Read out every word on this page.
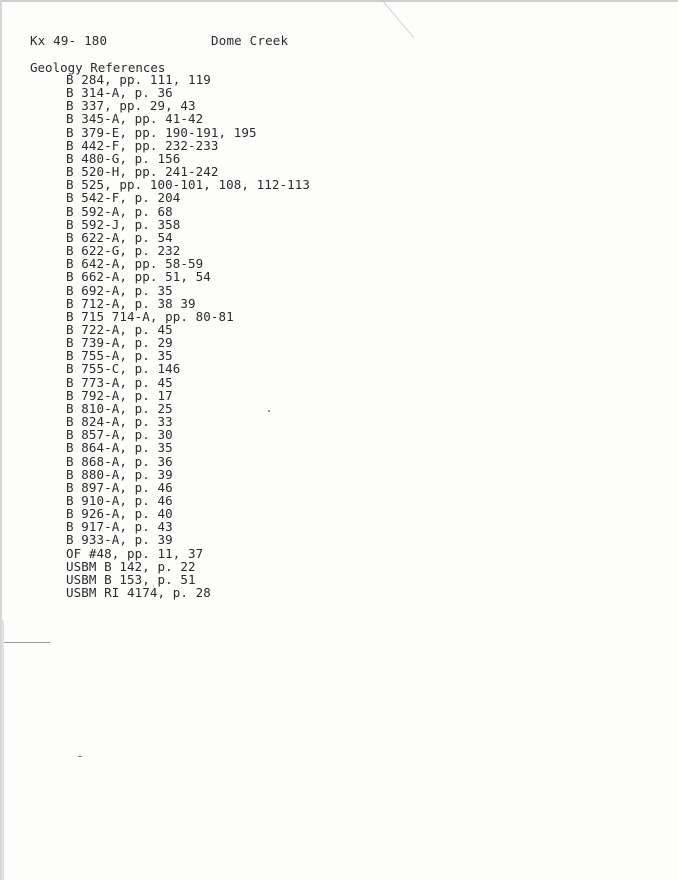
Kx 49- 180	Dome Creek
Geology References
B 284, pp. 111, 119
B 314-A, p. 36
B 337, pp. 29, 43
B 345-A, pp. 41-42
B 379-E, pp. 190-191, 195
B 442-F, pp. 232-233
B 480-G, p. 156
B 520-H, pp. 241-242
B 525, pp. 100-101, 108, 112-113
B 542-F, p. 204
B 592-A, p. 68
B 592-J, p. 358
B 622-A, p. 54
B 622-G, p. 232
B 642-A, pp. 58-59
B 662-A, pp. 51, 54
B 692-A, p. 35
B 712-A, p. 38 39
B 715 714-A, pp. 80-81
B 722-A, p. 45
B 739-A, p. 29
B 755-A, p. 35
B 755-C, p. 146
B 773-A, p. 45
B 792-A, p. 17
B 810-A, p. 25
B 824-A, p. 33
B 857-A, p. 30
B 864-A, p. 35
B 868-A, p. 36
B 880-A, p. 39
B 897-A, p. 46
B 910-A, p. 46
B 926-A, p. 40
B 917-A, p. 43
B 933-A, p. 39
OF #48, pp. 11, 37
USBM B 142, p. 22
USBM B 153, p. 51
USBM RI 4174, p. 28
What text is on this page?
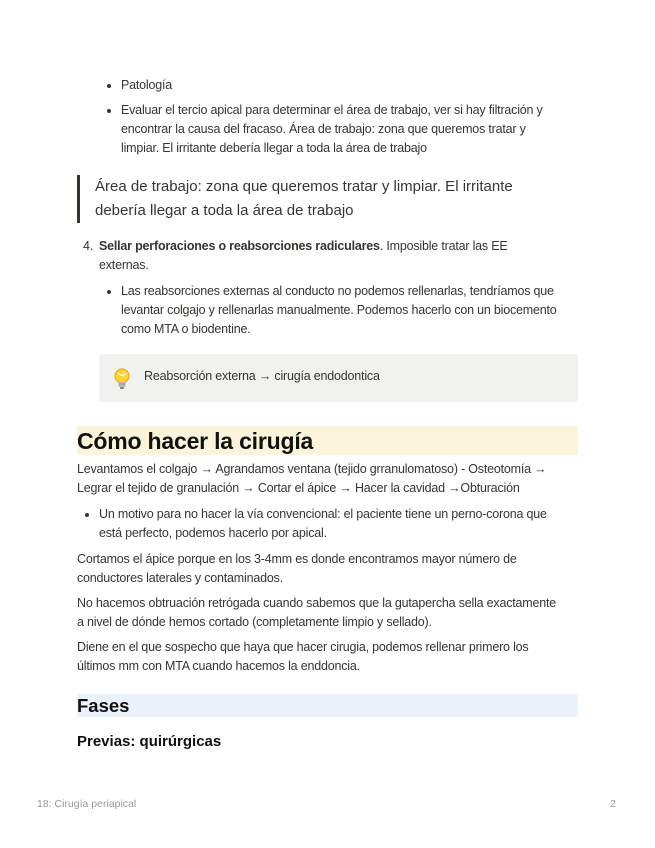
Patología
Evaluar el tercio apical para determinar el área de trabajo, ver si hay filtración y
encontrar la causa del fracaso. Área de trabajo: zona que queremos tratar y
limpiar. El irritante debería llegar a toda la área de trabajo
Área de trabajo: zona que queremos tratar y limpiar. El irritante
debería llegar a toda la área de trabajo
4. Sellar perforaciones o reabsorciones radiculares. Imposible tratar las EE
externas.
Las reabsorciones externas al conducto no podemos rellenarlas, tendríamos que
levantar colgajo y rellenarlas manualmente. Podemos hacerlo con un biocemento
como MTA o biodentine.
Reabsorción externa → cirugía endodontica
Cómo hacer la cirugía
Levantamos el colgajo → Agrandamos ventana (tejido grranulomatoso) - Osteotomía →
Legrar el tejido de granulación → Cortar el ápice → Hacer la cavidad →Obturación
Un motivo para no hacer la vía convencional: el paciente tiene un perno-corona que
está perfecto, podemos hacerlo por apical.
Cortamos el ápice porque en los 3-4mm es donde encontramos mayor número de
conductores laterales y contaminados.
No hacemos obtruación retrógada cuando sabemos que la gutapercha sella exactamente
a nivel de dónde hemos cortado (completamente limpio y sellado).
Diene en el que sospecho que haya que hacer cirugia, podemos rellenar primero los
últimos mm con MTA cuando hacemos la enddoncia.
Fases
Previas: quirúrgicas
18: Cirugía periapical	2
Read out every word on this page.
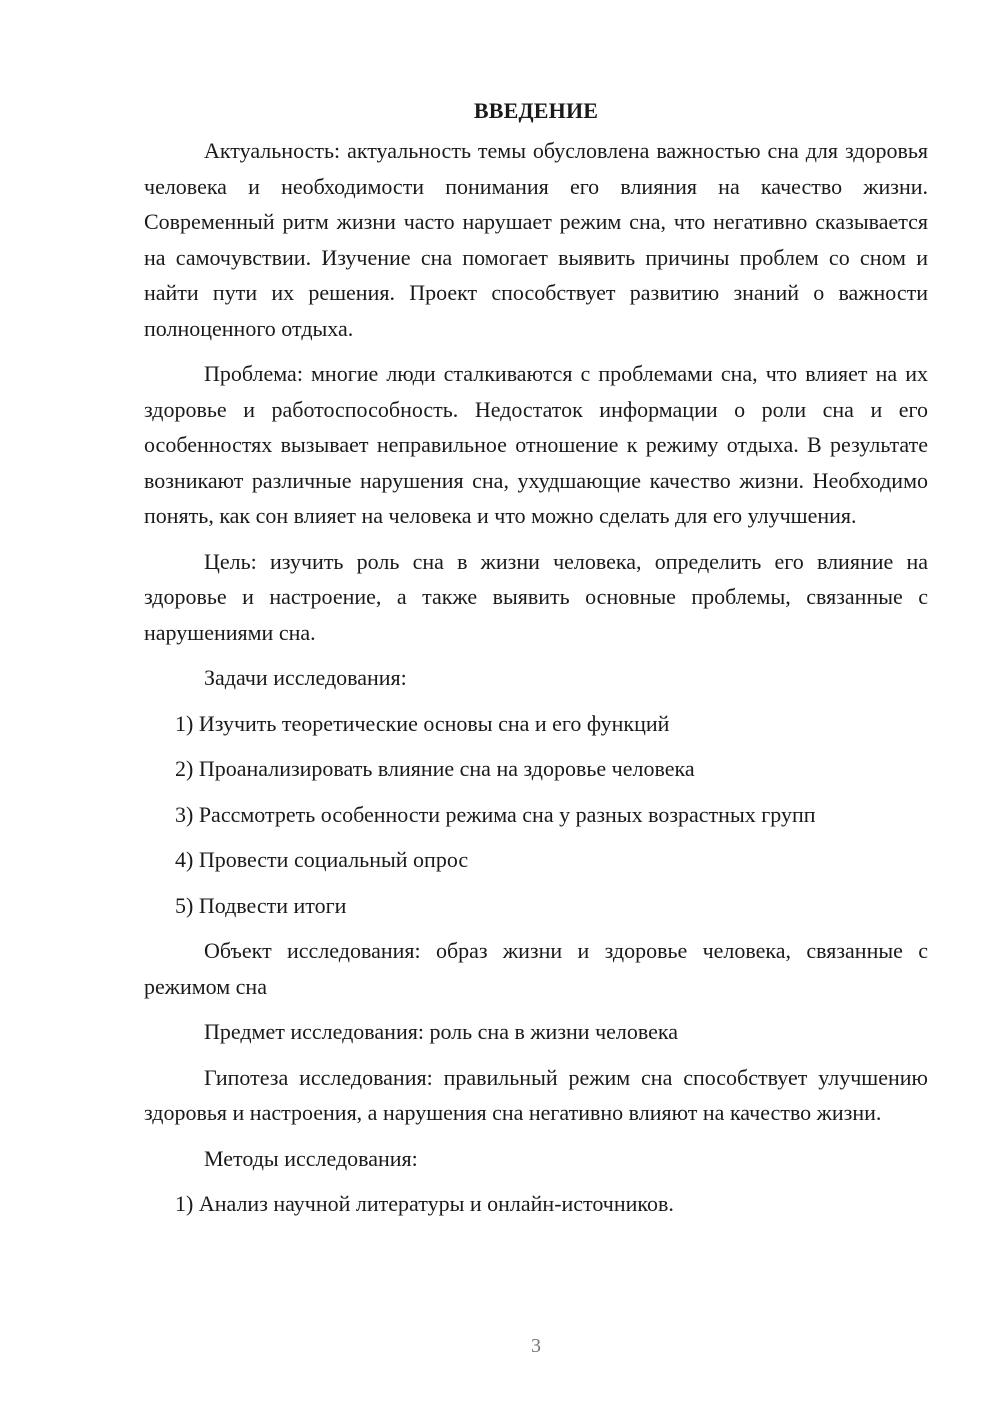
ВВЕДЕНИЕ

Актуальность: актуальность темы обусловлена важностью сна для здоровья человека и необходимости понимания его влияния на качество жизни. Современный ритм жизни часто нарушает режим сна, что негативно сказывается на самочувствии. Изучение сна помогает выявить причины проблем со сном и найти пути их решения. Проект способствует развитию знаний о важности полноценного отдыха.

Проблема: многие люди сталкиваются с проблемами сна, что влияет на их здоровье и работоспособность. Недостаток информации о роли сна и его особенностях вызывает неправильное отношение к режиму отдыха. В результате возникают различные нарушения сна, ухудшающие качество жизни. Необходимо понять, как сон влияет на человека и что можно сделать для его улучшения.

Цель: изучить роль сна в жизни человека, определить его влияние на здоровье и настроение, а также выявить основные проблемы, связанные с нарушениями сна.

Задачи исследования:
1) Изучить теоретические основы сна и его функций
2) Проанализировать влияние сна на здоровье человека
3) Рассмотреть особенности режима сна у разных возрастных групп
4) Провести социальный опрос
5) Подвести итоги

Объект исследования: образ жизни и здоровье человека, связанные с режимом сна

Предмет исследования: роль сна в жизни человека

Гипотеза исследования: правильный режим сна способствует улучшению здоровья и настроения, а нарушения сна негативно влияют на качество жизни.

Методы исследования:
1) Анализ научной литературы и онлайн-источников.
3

**Exercise brief**
Pull out all lines from the entries above in which the word "colgajo" appears.

**Final result**
levantar colgajo y rellenarlas manualmente. Podemos hacerlo con un biocemento
Levantamos el colgajo → Agrandamos ventana (tejido grranulomatoso) - Osteotomía →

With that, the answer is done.